Every entry must be given again exactly.

Supplied material:
_____

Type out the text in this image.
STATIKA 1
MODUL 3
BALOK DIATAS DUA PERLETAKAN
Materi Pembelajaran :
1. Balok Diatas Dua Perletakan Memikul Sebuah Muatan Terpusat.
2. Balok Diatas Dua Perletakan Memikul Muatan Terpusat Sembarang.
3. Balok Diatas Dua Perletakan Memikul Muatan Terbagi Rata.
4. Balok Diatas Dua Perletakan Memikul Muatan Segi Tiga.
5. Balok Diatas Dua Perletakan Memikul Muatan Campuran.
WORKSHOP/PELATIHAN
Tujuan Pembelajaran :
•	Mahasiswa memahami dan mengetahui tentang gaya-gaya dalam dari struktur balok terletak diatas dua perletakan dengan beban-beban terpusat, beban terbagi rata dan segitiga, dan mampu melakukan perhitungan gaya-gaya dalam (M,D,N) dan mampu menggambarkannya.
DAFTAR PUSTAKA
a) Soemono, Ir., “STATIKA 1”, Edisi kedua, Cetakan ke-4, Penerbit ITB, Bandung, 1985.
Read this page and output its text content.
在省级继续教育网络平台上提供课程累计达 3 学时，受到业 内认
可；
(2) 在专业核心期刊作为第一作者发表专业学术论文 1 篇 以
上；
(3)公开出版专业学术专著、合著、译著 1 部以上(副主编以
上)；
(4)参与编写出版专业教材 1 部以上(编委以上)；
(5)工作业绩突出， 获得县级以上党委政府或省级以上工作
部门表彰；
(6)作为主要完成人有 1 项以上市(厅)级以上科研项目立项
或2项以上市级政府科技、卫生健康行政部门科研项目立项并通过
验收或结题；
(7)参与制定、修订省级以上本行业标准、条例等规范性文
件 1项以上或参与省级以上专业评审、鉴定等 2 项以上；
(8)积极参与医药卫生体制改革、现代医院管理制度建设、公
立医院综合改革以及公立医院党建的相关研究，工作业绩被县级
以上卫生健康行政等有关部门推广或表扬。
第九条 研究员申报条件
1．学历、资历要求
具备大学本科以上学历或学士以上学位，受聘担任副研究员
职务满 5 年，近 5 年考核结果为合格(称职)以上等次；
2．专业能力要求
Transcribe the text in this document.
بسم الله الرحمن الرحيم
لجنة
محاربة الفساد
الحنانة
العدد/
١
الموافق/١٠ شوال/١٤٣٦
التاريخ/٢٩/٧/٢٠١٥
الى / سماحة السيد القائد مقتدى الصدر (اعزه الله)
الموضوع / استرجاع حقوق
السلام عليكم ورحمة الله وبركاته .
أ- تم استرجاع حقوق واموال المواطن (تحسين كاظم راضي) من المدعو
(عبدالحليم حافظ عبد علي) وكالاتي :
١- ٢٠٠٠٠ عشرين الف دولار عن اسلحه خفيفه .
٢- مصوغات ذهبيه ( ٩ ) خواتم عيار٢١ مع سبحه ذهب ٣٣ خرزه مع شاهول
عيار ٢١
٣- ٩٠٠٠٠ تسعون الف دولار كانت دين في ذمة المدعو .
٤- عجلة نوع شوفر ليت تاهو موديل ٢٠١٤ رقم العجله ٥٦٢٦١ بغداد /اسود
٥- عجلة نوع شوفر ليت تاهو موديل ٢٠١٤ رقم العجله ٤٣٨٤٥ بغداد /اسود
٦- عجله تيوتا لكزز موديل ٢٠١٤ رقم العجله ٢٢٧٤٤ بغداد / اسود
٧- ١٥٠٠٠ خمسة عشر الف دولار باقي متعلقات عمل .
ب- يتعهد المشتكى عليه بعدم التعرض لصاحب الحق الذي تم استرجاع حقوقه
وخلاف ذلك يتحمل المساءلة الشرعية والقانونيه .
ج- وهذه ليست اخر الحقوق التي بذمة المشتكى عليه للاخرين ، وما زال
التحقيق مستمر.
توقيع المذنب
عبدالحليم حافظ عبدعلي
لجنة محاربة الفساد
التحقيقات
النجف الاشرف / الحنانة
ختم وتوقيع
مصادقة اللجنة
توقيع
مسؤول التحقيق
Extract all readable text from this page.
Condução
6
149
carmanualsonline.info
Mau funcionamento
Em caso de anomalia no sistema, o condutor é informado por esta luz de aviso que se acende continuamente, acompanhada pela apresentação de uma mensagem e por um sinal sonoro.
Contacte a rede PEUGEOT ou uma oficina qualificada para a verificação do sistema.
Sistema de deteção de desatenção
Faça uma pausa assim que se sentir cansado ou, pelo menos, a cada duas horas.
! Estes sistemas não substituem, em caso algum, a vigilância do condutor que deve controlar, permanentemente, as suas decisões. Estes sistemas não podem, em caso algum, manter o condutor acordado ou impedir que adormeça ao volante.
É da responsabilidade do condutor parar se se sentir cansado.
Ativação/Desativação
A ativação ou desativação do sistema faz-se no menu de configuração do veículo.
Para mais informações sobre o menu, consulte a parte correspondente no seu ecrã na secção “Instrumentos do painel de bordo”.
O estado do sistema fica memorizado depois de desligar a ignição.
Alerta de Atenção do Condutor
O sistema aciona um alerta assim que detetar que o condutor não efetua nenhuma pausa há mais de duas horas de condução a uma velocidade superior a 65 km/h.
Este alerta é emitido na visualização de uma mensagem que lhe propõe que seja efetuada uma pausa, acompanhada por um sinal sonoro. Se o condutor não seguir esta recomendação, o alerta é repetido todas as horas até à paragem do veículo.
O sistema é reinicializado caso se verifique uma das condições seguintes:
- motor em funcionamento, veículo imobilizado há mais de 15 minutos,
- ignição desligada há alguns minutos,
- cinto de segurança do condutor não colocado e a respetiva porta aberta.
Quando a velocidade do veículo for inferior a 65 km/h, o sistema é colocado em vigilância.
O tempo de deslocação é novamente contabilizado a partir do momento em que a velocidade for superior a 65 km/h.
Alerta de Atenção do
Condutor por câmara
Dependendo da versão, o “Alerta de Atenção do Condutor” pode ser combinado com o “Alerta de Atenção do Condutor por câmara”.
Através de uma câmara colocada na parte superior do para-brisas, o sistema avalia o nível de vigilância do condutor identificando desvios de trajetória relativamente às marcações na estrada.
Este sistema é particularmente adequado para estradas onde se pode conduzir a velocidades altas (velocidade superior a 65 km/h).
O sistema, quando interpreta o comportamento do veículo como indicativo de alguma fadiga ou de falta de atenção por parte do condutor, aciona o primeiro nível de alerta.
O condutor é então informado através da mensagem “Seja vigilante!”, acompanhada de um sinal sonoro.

_____

Complete response:
Type out the text in this image.
STATIKA 1
MODUL 3
BALOK DIATAS DUA PERLETAKAN
Materi Pembelajaran :
1. Balok Diatas Dua Perletakan Memikul Sebuah Muatan Terpusat.
2. Balok Diatas Dua Perletakan Memikul Muatan Terpusat Sembarang.
3. Balok Diatas Dua Perletakan Memikul Muatan Terbagi Rata.
4. Balok Diatas Dua Perletakan Memikul Muatan Segi Tiga.
5. Balok Diatas Dua Perletakan Memikul Muatan Campuran.
WORKSHOP/PELATIHAN
Tujuan Pembelajaran :
•	Mahasiswa memahami dan mengetahui tentang gaya-gaya dalam dari struktur balok terletak diatas dua perletakan dengan beban-beban terpusat, beban terbagi rata dan segitiga, dan mampu melakukan perhitungan gaya-gaya dalam (M,D,N) dan mampu menggambarkannya.
DAFTAR PUSTAKA
a) Soemono, Ir., “STATIKA 1”, Edisi kedua, Cetakan ke-4, Penerbit ITB, Bandung, 1985.
Read this page and output its text content.
在省级继续教育网络平台上提供课程累计达 3 学时，受到业 内认
可；
(2) 在专业核心期刊作为第一作者发表专业学术论文 1 篇 以
上；
(3)公开出版专业学术专著、合著、译著 1 部以上(副主编以
上)；
(4)参与编写出版专业教材 1 部以上(编委以上)；
(5)工作业绩突出， 获得县级以上党委政府或省级以上工作
部门表彰；
(6)作为主要完成人有 1 项以上市(厅)级以上科研项目立项
或2项以上市级政府科技、卫生健康行政部门科研项目立项并通过
验收或结题；
(7)参与制定、修订省级以上本行业标准、条例等规范性文
件 1项以上或参与省级以上专业评审、鉴定等 2 项以上；
(8)积极参与医药卫生体制改革、现代医院管理制度建设、公
立医院综合改革以及公立医院党建的相关研究，工作业绩被县级
以上卫生健康行政等有关部门推广或表扬。
第九条 研究员申报条件
1．学历、资历要求
具备大学本科以上学历或学士以上学位，受聘担任副研究员
职务满 5 年，近 5 年考核结果为合格(称职)以上等次；
2．专业能力要求
Transcribe the text in this document.
بسم الله الرحمن الرحيم
لجنة
محاربة الفساد
الحنانة
العدد/
١
الموافق/١٠ شوال/١٤٣٦
التاريخ/٢٩/٧/٢٠١٥
الى / سماحة السيد القائد مقتدى الصدر (اعزه الله)
الموضوع / استرجاع حقوق
السلام عليكم ورحمة الله وبركاته .
أ- تم استرجاع حقوق واموال المواطن (تحسين كاظم راضي) من المدعو
(عبدالحليم حافظ عبد علي) وكالاتي :
١- ٢٠٠٠٠ عشرين الف دولار عن اسلحه خفيفه .
٢- مصوغات ذهبيه ( ٩ ) خواتم عيار٢١ مع سبحه ذهب ٣٣ خرزه مع شاهول
عيار ٢١
٣- ٩٠٠٠٠ تسعون الف دولار كانت دين في ذمة المدعو .
٤- عجلة نوع شوفر ليت تاهو موديل ٢٠١٤ رقم العجله ٥٦٢٦١ بغداد /اسود
٥- عجلة نوع شوفر ليت تاهو موديل ٢٠١٤ رقم العجله ٤٣٨٤٥ بغداد /اسود
٦- عجله تيوتا لكزز موديل ٢٠١٤ رقم العجله ٢٢٧٤٤ بغداد / اسود
٧- ١٥٠٠٠ خمسة عشر الف دولار باقي متعلقات عمل .
ب- يتعهد المشتكى عليه بعدم التعرض لصاحب الحق الذي تم استرجاع حقوقه
وخلاف ذلك يتحمل المساءلة الشرعية والقانونيه .
ج- وهذه ليست اخر الحقوق التي بذمة المشتكى عليه للاخرين ، وما زال
التحقيق مستمر.
توقيع المذنب
عبدالحليم حافظ عبدعلي
لجنة محاربة الفساد
التحقيقات
النجف الاشرف / الحنانة
ختم وتوقيع
مصادقة اللجنة
توقيع
مسؤول التحقيق
Extract all readable text from this page.
Condução
6
149
carmanualsonline.info
Mau funcionamento
Em caso de anomalia no sistema, o condutor é informado por esta luz de aviso que se acende continuamente, acompanhada pela apresentação de uma mensagem e por um sinal sonoro.
Contacte a rede PEUGEOT ou uma oficina qualificada para a verificação do sistema.
Sistema de deteção de desatenção
Faça uma pausa assim que se sentir cansado ou, pelo menos, a cada duas horas.
! Estes sistemas não substituem, em caso algum, a vigilância do condutor que deve controlar, permanentemente, as suas decisões. Estes sistemas não podem, em caso algum, manter o condutor acordado ou impedir que adormeça ao volante.
É da responsabilidade do condutor parar se se sentir cansado.
Ativação/Desativação
A ativação ou desativação do sistema faz-se no menu de configuração do veículo.
Para mais informações sobre o menu, consulte a parte correspondente no seu ecrã na secção “Instrumentos do painel de bordo”.
O estado do sistema fica memorizado depois de desligar a ignição.
Alerta de Atenção do Condutor
O sistema aciona um alerta assim que detetar que o condutor não efetua nenhuma pausa há mais de duas horas de condução a uma velocidade superior a 65 km/h.
Este alerta é emitido na visualização de uma mensagem que lhe propõe que seja efetuada uma pausa, acompanhada por um sinal sonoro. Se o condutor não seguir esta recomendação, o alerta é repetido todas as horas até à paragem do veículo.
O sistema é reinicializado caso se verifique uma das condições seguintes:
- motor em funcionamento, veículo imobilizado há mais de 15 minutos,
- ignição desligada há alguns minutos,
- cinto de segurança do condutor não colocado e a respetiva porta aberta.
Quando a velocidade do veículo for inferior a 65 km/h, o sistema é colocado em vigilância.
O tempo de deslocação é novamente contabilizado a partir do momento em que a velocidade for superior a 65 km/h.
Alerta de Atenção do
Condutor por câmara
Dependendo da versão, o “Alerta de Atenção do Condutor” pode ser combinado com o “Alerta de Atenção do Condutor por câmara”.
Através de uma câmara colocada na parte superior do para-brisas, o sistema avalia o nível de vigilância do condutor identificando desvios de trajetória relativamente às marcações na estrada.
Este sistema é particularmente adequado para estradas onde se pode conduzir a velocidades altas (velocidade superior a 65 km/h).
O sistema, quando interpreta o comportamento do veículo como indicativo de alguma fadiga ou de falta de atenção por parte do condutor, aciona o primeiro nível de alerta.
O condutor é então informado através da mensagem “Seja vigilante!”, acompanhada de um sinal sonoro.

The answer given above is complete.